## START Excerpted records

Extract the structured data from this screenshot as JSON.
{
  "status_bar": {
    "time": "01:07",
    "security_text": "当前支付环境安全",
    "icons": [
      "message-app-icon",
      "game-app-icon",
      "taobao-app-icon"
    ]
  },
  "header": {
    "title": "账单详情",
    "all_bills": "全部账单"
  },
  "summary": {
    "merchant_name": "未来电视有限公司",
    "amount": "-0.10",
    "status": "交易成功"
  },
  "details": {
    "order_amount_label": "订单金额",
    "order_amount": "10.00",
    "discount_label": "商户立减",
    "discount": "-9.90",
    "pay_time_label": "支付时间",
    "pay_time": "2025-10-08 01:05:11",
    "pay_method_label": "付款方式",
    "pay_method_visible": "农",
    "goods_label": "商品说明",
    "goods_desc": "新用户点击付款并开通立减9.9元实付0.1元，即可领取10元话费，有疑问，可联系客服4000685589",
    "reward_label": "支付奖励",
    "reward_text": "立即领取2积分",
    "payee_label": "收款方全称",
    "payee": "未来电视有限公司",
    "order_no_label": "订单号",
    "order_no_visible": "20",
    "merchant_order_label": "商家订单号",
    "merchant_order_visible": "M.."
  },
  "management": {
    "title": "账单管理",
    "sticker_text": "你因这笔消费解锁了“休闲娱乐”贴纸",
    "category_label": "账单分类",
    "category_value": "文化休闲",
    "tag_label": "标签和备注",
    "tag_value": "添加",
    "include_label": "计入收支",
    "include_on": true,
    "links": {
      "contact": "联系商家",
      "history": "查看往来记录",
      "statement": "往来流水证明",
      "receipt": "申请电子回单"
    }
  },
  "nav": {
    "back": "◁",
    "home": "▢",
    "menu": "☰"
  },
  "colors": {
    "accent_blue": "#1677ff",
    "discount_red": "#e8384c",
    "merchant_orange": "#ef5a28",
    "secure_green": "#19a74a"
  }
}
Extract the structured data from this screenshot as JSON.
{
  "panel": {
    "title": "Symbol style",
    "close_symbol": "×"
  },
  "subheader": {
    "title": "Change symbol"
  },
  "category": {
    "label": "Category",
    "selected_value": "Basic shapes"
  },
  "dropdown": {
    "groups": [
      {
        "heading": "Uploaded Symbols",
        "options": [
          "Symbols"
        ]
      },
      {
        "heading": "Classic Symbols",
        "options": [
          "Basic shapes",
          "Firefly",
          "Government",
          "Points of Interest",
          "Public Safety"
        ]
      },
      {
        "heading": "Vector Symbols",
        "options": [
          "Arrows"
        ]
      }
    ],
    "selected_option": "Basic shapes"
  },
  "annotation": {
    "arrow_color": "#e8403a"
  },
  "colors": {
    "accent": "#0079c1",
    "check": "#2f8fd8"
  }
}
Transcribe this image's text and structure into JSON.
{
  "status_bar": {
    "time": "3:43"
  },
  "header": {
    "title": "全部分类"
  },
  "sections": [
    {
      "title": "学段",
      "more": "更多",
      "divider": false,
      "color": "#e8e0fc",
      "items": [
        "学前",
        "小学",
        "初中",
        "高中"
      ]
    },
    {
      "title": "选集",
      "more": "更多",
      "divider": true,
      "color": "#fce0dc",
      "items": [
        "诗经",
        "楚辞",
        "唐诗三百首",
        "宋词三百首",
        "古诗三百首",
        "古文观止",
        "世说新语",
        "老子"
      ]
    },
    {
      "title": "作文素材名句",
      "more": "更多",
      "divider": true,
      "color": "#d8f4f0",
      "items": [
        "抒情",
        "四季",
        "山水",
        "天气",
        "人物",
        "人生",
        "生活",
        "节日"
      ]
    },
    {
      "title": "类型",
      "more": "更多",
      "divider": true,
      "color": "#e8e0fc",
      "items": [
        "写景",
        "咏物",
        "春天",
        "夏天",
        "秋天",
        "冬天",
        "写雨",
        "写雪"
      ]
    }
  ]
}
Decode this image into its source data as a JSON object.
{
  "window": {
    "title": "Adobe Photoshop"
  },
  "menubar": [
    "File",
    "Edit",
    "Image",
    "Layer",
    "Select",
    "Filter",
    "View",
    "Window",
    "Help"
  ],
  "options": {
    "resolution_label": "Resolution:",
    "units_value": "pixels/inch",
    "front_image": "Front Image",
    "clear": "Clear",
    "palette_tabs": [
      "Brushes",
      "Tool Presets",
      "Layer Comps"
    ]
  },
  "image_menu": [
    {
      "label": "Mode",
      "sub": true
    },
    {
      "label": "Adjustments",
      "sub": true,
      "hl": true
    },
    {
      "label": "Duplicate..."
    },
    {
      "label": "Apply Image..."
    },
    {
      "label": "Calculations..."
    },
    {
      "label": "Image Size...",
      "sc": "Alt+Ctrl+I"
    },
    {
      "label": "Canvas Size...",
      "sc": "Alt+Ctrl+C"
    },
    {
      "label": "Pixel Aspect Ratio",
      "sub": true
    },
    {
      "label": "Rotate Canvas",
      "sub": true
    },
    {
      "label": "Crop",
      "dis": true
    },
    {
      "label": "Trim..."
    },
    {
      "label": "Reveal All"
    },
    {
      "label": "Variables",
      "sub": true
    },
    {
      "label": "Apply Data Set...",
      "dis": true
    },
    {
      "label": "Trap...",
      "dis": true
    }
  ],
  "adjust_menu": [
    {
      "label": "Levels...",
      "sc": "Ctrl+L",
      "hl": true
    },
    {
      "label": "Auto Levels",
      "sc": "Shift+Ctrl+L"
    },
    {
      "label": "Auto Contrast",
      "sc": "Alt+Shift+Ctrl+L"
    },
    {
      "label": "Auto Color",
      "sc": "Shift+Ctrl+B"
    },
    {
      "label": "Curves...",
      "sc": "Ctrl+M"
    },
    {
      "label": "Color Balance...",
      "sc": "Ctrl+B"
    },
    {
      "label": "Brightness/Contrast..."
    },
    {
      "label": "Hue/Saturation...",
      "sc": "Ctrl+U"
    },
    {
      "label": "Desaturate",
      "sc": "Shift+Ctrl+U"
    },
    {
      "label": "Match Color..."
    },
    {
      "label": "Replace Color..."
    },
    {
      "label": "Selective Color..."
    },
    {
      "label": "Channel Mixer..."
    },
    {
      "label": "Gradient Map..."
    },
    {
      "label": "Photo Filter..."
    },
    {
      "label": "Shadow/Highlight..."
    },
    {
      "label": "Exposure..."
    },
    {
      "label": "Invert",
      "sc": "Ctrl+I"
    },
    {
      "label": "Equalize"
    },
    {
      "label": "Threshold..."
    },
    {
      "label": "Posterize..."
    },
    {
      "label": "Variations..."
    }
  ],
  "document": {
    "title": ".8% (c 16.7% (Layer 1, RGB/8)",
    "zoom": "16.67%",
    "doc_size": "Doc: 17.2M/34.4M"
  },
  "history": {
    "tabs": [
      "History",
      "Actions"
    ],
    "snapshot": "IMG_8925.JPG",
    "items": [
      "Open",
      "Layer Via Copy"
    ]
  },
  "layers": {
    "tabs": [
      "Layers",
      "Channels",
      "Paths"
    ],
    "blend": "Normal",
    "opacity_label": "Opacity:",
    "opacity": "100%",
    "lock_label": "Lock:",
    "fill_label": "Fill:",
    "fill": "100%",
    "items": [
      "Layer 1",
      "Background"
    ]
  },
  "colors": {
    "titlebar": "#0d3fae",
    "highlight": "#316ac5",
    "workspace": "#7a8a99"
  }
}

## END Excerpted records

■ Set exercise ■
Find the word "into" in the records and pull out each line that has it.

■ Response to the task ■
Transcribe this image's text and structure into JSON.
Decode this image into its source data as a JSON object.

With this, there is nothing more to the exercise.